Passage provided
>>>>>
So to all those that told me not to worry about my small T's being safe with a water dish that is bigger than them. Stop giving advice, you don't know enough to be giving advice. For now on, my T's will have to have the leg span of it's water dish before it gets that water dish. Until then, it's water will come from food and misting. I am just happy my T pulled through. Lesson learned.

Reactions: Like 1


----------



## PrimalTaunt (Jan 16, 2010)

Whoever told you to put the a water dish in with a sling that small was out of their mind.  Most people don't put one in until it's at least 2" in size.  Happy to hear that she's pulling through for you though.  Although I don't see any problem with you putting one in so long as the tarantula is as long as the dish is wide and taller than the depth of the dish (the general rule of thumb taken from TKG).


----------



## Jilly1337 (Jan 16, 2010)
<<<<<
Directions for this task
Copy out, word for word, the part of the tarantula water dish thread that opens with "So to all those" and closes with "through. Lesson learned.".

Data block
>>>>>
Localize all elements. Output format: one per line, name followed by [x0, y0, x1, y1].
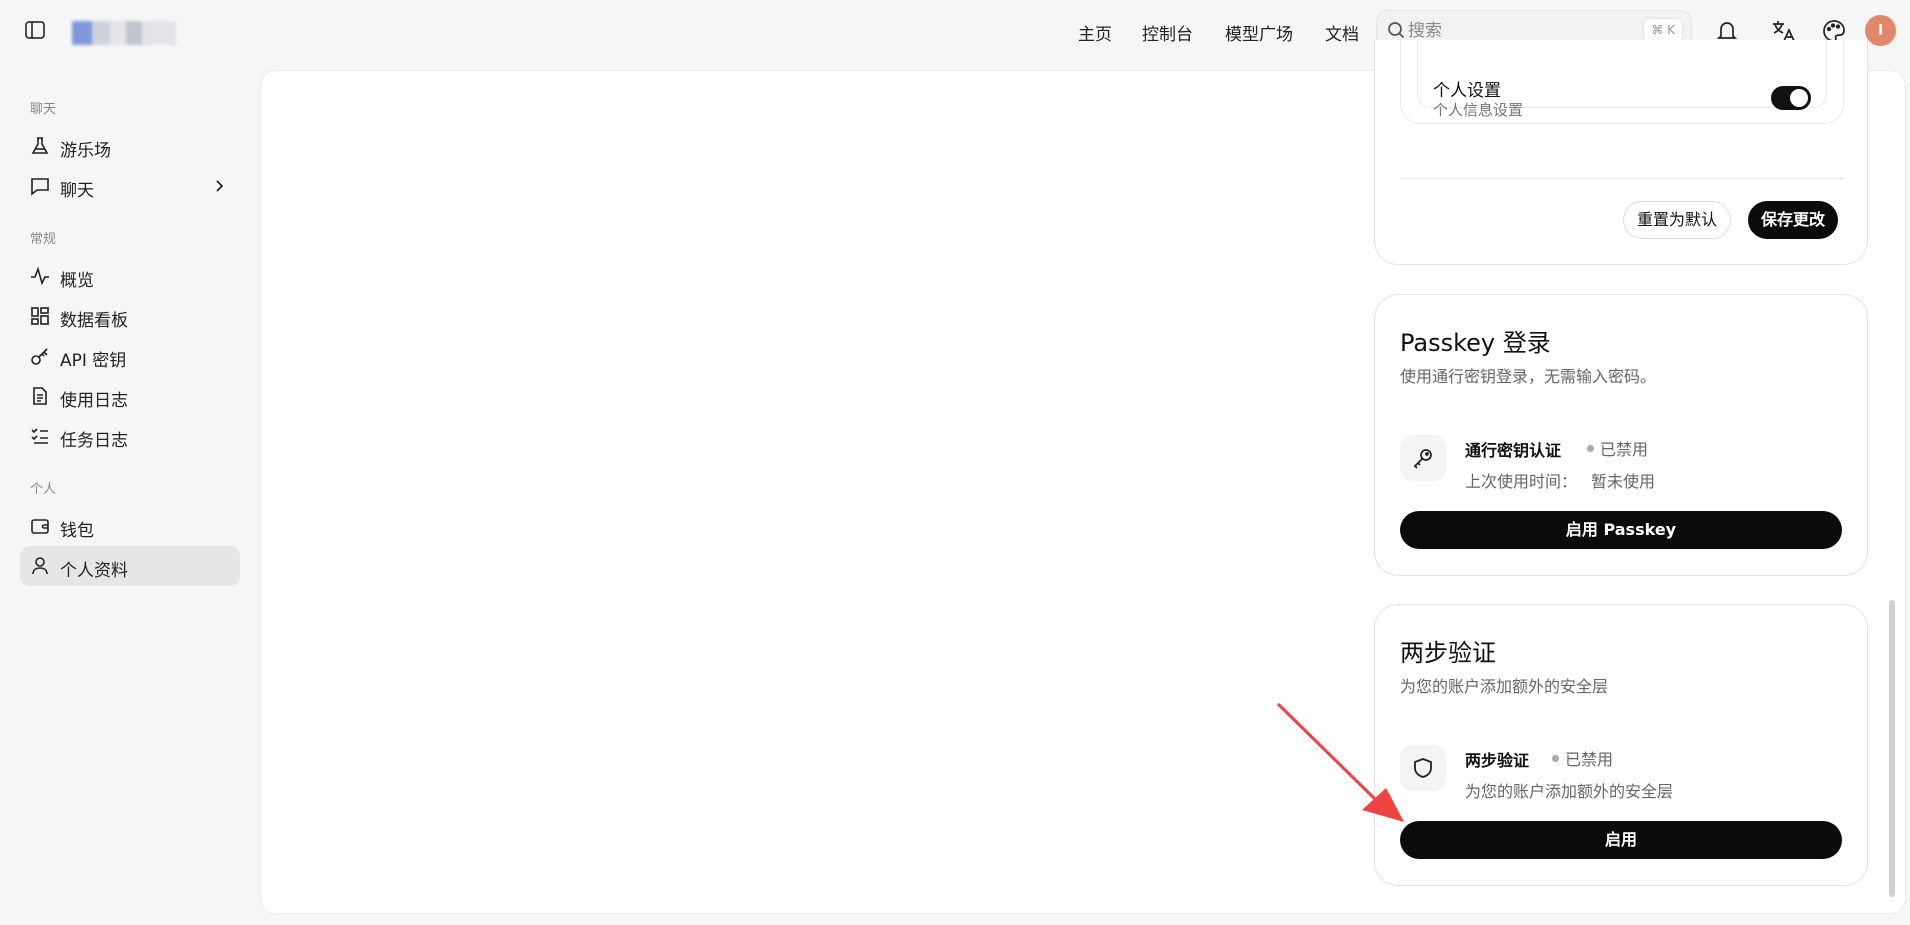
- scrollbar[interactable]: [1889, 600, 1895, 897]
- annotation-arrow: [1276, 702, 1404, 822]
<<<<<
Worked answer
So to all those that told me not to worry about my small T's being safe with a water dish that is bigger than them. Stop giving advice, you don't know enough to be giving advice. For now on, my T's will have to have the leg span of it's water dish before it gets that water dish. Until then, it's water will come from food and misting. I am just happy my T pulled through. Lesson learned.